[Available records start]

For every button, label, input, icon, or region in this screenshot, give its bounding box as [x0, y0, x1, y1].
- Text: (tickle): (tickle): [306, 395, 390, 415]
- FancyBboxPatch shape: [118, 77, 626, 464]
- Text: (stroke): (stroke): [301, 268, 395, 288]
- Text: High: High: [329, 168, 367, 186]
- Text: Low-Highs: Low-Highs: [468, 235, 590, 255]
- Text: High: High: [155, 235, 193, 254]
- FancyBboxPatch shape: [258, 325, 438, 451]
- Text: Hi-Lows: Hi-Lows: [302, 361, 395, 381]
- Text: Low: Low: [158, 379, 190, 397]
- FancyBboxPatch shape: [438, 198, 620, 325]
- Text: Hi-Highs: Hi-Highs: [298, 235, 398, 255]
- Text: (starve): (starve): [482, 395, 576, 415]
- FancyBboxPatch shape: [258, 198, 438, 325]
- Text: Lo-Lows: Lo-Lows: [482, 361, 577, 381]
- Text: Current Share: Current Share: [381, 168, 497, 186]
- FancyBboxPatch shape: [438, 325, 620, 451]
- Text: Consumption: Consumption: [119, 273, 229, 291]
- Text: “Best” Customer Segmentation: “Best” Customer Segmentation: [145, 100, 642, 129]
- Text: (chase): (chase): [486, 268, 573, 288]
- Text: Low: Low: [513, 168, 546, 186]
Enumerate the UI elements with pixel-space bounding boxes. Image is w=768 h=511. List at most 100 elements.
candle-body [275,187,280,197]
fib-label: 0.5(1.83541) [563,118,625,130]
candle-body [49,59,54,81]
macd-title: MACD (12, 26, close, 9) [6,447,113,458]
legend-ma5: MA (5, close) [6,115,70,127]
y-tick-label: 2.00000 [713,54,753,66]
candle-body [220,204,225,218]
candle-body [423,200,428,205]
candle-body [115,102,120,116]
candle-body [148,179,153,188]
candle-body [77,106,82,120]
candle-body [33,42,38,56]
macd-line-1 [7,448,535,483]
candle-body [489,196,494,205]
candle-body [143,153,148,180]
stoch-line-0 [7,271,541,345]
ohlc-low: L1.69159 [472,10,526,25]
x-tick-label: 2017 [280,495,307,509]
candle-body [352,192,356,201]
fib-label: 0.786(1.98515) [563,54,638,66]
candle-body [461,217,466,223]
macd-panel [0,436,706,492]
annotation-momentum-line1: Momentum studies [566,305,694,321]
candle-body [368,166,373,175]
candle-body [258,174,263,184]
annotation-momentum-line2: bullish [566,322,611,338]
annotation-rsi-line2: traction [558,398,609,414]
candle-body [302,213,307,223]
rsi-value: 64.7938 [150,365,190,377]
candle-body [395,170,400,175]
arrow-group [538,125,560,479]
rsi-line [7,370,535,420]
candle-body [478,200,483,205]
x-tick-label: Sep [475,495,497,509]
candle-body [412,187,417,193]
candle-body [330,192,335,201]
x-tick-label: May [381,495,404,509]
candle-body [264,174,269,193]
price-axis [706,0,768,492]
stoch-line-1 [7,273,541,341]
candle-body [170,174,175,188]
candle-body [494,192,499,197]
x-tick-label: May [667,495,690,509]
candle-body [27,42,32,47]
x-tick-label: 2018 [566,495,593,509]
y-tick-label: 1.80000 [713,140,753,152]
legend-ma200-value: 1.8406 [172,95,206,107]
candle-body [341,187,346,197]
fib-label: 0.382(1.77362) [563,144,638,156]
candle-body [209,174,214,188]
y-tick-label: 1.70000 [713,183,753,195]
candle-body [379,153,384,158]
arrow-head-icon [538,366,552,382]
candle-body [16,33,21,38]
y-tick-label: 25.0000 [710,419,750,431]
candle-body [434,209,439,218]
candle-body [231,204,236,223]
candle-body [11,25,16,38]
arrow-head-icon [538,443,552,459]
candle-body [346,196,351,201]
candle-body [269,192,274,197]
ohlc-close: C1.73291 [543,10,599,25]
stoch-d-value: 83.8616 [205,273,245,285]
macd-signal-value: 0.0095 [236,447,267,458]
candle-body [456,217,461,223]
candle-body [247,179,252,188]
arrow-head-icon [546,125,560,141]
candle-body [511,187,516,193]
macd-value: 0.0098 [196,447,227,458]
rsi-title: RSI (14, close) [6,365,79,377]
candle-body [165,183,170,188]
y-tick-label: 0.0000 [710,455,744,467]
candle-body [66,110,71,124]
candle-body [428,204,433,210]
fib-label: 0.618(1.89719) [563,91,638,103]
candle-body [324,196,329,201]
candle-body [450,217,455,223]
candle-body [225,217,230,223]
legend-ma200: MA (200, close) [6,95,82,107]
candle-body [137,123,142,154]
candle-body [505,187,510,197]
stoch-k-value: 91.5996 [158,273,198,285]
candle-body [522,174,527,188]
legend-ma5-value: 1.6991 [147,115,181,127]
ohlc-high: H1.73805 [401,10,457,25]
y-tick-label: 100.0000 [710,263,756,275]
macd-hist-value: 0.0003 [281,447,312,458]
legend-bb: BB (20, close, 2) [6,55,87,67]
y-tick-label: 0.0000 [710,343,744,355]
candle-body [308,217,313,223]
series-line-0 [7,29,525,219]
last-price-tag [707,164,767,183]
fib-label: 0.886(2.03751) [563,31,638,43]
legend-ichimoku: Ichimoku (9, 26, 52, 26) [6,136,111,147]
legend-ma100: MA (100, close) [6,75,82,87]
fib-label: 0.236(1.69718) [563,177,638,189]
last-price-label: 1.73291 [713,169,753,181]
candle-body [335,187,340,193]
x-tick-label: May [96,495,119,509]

[Available records end]

▶ **Task**:
Copy every line of the material above word for word, keeping each entry's text and coordinates unchanged.

▶ **Finished task**:
For every button, label, input, icon, or region in this screenshot, give its bounding box as [x0, y0, x1, y1].
- Text: (tickle): (tickle): [306, 395, 390, 415]
- FancyBboxPatch shape: [118, 77, 626, 464]
- Text: (stroke): (stroke): [301, 268, 395, 288]
- Text: High: High: [329, 168, 367, 186]
- Text: Low-Highs: Low-Highs: [468, 235, 590, 255]
- Text: High: High: [155, 235, 193, 254]
- FancyBboxPatch shape: [258, 325, 438, 451]
- Text: Hi-Lows: Hi-Lows: [302, 361, 395, 381]
- Text: Low: Low: [158, 379, 190, 397]
- FancyBboxPatch shape: [438, 198, 620, 325]
- Text: Hi-Highs: Hi-Highs: [298, 235, 398, 255]
- Text: (starve): (starve): [482, 395, 576, 415]
- FancyBboxPatch shape: [258, 198, 438, 325]
- Text: Lo-Lows: Lo-Lows: [482, 361, 577, 381]
- Text: Current Share: Current Share: [381, 168, 497, 186]
- FancyBboxPatch shape: [438, 325, 620, 451]
- Text: Consumption: Consumption: [119, 273, 229, 291]
- Text: “Best” Customer Segmentation: “Best” Customer Segmentation: [145, 100, 642, 129]
- Text: (chase): (chase): [486, 268, 573, 288]
- Text: Low: Low: [513, 168, 546, 186]
Enumerate the UI elements with pixel-space bounding boxes. Image is w=768 h=511. List at most 100 elements.
candle-body [275,187,280,197]
fib-label: 0.5(1.83541) [563,118,625,130]
candle-body [49,59,54,81]
macd-title: MACD (12, 26, close, 9) [6,447,113,458]
legend-ma5: MA (5, close) [6,115,70,127]
y-tick-label: 2.00000 [713,54,753,66]
candle-body [220,204,225,218]
candle-body [423,200,428,205]
candle-body [115,102,120,116]
candle-body [148,179,153,188]
candle-body [77,106,82,120]
candle-body [33,42,38,56]
macd-line-1 [7,448,535,483]
candle-body [489,196,494,205]
candle-body [143,153,148,180]
stoch-line-0 [7,271,541,345]
ohlc-low: L1.69159 [472,10,526,25]
x-tick-label: 2017 [280,495,307,509]
candle-body [352,192,356,201]
fib-label: 0.786(1.98515) [563,54,638,66]
candle-body [461,217,466,223]
macd-panel [0,436,706,492]
annotation-momentum-line1: Momentum studies [566,305,694,321]
candle-body [368,166,373,175]
candle-body [258,174,263,184]
annotation-momentum-line2: bullish [566,322,611,338]
annotation-rsi-line2: traction [558,398,609,414]
candle-body [302,213,307,223]
rsi-value: 64.7938 [150,365,190,377]
candle-body [395,170,400,175]
arrow-group [538,125,560,479]
rsi-line [7,370,535,420]
candle-body [478,200,483,205]
x-tick-label: Sep [475,495,497,509]
candle-body [412,187,417,193]
candle-body [330,192,335,201]
x-tick-label: May [381,495,404,509]
candle-body [264,174,269,193]
price-axis [706,0,768,492]
stoch-line-1 [7,273,541,341]
candle-body [170,174,175,188]
candle-body [494,192,499,197]
x-tick-label: May [667,495,690,509]
candle-body [27,42,32,47]
x-tick-label: 2018 [566,495,593,509]
y-tick-label: 1.80000 [713,140,753,152]
legend-ma200-value: 1.8406 [172,95,206,107]
candle-body [341,187,346,197]
fib-label: 0.382(1.77362) [563,144,638,156]
candle-body [209,174,214,188]
y-tick-label: 1.70000 [713,183,753,195]
candle-body [379,153,384,158]
arrow-head-icon [538,366,552,382]
candle-body [16,33,21,38]
y-tick-label: 25.0000 [710,419,750,431]
candle-body [434,209,439,218]
candle-body [231,204,236,223]
candle-body [11,25,16,38]
arrow-head-icon [538,443,552,459]
candle-body [346,196,351,201]
candle-body [269,192,274,197]
ohlc-close: C1.73291 [543,10,599,25]
stoch-d-value: 83.8616 [205,273,245,285]
macd-signal-value: 0.0095 [236,447,267,458]
candle-body [456,217,461,223]
candle-body [247,179,252,188]
arrow-head-icon [546,125,560,141]
candle-body [511,187,516,193]
macd-value: 0.0098 [196,447,227,458]
rsi-title: RSI (14, close) [6,365,79,377]
candle-body [165,183,170,188]
y-tick-label: 0.0000 [710,455,744,467]
candle-body [66,110,71,124]
candle-body [428,204,433,210]
fib-label: 0.618(1.89719) [563,91,638,103]
candle-body [324,196,329,201]
candle-body [450,217,455,223]
candle-body [225,217,230,223]
legend-ma200: MA (200, close) [6,95,82,107]
candle-body [137,123,142,154]
candle-body [505,187,510,197]
stoch-k-value: 91.5996 [158,273,198,285]
candle-body [522,174,527,188]
legend-ma5-value: 1.6991 [147,115,181,127]
ohlc-high: H1.73805 [401,10,457,25]
y-tick-label: 100.0000 [710,263,756,275]
macd-hist-value: 0.0003 [281,447,312,458]
legend-bb: BB (20, close, 2) [6,55,87,67]
y-tick-label: 0.0000 [710,343,744,355]
candle-body [308,217,313,223]
series-line-0 [7,29,525,219]
last-price-tag [707,164,767,183]
fib-label: 0.886(2.03751) [563,31,638,43]
legend-ichimoku: Ichimoku (9, 26, 52, 26) [6,136,111,147]
legend-ma100: MA (100, close) [6,75,82,87]
fib-label: 0.236(1.69718) [563,177,638,189]
last-price-label: 1.73291 [713,169,753,181]
candle-body [335,187,340,193]
x-tick-label: May [96,495,119,509]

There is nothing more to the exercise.